=== PROVIDED DATA ===
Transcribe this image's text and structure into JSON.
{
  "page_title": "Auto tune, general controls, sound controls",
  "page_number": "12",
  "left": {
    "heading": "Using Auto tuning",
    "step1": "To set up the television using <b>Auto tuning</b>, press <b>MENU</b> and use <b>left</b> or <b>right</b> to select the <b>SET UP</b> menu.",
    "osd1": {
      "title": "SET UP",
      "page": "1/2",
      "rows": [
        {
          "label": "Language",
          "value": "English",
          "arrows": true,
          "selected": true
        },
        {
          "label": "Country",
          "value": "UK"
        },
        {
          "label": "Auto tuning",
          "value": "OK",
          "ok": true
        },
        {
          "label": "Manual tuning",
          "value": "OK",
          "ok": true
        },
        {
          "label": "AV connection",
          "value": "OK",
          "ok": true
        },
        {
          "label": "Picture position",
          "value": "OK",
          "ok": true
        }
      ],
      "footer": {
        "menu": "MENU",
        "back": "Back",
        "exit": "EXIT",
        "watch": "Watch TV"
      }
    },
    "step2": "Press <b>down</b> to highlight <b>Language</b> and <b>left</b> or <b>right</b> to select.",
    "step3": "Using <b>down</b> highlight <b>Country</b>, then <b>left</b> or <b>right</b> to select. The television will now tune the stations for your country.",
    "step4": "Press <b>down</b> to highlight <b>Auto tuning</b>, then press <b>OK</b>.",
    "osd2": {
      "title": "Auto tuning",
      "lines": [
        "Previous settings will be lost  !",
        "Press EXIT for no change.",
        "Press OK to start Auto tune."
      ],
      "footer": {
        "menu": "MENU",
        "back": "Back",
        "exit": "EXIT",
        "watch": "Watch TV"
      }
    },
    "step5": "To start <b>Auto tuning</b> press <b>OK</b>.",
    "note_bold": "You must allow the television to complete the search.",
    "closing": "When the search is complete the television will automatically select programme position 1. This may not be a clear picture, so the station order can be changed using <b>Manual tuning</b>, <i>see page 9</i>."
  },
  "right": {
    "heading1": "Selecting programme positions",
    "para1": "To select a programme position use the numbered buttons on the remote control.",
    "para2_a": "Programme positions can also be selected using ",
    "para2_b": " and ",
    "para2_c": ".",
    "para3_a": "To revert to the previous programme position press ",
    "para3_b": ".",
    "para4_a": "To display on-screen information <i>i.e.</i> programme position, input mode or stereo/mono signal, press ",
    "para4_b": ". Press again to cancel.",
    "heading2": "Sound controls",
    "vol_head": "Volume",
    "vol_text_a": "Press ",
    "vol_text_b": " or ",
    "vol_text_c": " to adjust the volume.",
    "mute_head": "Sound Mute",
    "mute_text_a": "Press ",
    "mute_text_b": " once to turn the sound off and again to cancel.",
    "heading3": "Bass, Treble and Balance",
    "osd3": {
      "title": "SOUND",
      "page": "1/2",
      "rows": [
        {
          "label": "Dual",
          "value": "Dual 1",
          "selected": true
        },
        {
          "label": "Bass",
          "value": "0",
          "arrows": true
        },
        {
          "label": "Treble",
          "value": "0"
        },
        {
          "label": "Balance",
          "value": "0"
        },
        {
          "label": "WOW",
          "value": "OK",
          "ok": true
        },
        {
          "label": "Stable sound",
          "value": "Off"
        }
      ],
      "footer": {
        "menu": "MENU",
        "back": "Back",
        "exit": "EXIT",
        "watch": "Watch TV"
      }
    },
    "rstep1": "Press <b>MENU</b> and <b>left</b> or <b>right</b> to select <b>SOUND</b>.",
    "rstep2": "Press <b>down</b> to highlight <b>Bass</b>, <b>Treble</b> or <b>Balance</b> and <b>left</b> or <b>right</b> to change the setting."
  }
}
===
All of the records must be repeated exactly.

> [FULL SOLUTION]
Transcribe this image's text and structure into JSON.
{
  "page_title": "Auto tune, general controls, sound controls",
  "page_number": "12",
  "left": {
    "heading": "Using Auto tuning",
    "step1": "To set up the television using <b>Auto tuning</b>, press <b>MENU</b> and use <b>left</b> or <b>right</b> to select the <b>SET UP</b> menu.",
    "osd1": {
      "title": "SET UP",
      "page": "1/2",
      "rows": [
        {
          "label": "Language",
          "value": "English",
          "arrows": true,
          "selected": true
        },
        {
          "label": "Country",
          "value": "UK"
        },
        {
          "label": "Auto tuning",
          "value": "OK",
          "ok": true
        },
        {
          "label": "Manual tuning",
          "value": "OK",
          "ok": true
        },
        {
          "label": "AV connection",
          "value": "OK",
          "ok": true
        },
        {
          "label": "Picture position",
          "value": "OK",
          "ok": true
        }
      ],
      "footer": {
        "menu": "MENU",
        "back": "Back",
        "exit": "EXIT",
        "watch": "Watch TV"
      }
    },
    "step2": "Press <b>down</b> to highlight <b>Language</b> and <b>left</b> or <b>right</b> to select.",
    "step3": "Using <b>down</b> highlight <b>Country</b>, then <b>left</b> or <b>right</b> to select. The television will now tune the stations for your country.",
    "step4": "Press <b>down</b> to highlight <b>Auto tuning</b>, then press <b>OK</b>.",
    "osd2": {
      "title": "Auto tuning",
      "lines": [
        "Previous settings will be lost  !",
        "Press EXIT for no change.",
        "Press OK to start Auto tune."
      ],
      "footer": {
        "menu": "MENU",
        "back": "Back",
        "exit": "EXIT",
        "watch": "Watch TV"
      }
    },
    "step5": "To start <b>Auto tuning</b> press <b>OK</b>.",
    "note_bold": "You must allow the television to complete the search.",
    "closing": "When the search is complete the television will automatically select programme position 1. This may not be a clear picture, so the station order can be changed using <b>Manual tuning</b>, <i>see page 9</i>."
  },
  "right": {
    "heading1": "Selecting programme positions",
    "para1": "To select a programme position use the numbered buttons on the remote control.",
    "para2_a": "Programme positions can also be selected using ",
    "para2_b": " and ",
    "para2_c": ".",
    "para3_a": "To revert to the previous programme position press ",
    "para3_b": ".",
    "para4_a": "To display on-screen information <i>i.e.</i> programme position, input mode or stereo/mono signal, press ",
    "para4_b": ". Press again to cancel.",
    "heading2": "Sound controls",
    "vol_head": "Volume",
    "vol_text_a": "Press ",
    "vol_text_b": " or ",
    "vol_text_c": " to adjust the volume.",
    "mute_head": "Sound Mute",
    "mute_text_a": "Press ",
    "mute_text_b": " once to turn the sound off and again to cancel.",
    "heading3": "Bass, Treble and Balance",
    "osd3": {
      "title": "SOUND",
      "page": "1/2",
      "rows": [
        {
          "label": "Dual",
          "value": "Dual 1",
          "selected": true
        },
        {
          "label": "Bass",
          "value": "0",
          "arrows": true
        },
        {
          "label": "Treble",
          "value": "0"
        },
        {
          "label": "Balance",
          "value": "0"
        },
        {
          "label": "WOW",
          "value": "OK",
          "ok": true
        },
        {
          "label": "Stable sound",
          "value": "Off"
        }
      ],
      "footer": {
        "menu": "MENU",
        "back": "Back",
        "exit": "EXIT",
        "watch": "Watch TV"
      }
    },
    "rstep1": "Press <b>MENU</b> and <b>left</b> or <b>right</b> to select <b>SOUND</b>.",
    "rstep2": "Press <b>down</b> to highlight <b>Bass</b>, <b>Treble</b> or <b>Balance</b> and <b>left</b> or <b>right</b> to change the setting."
  }
}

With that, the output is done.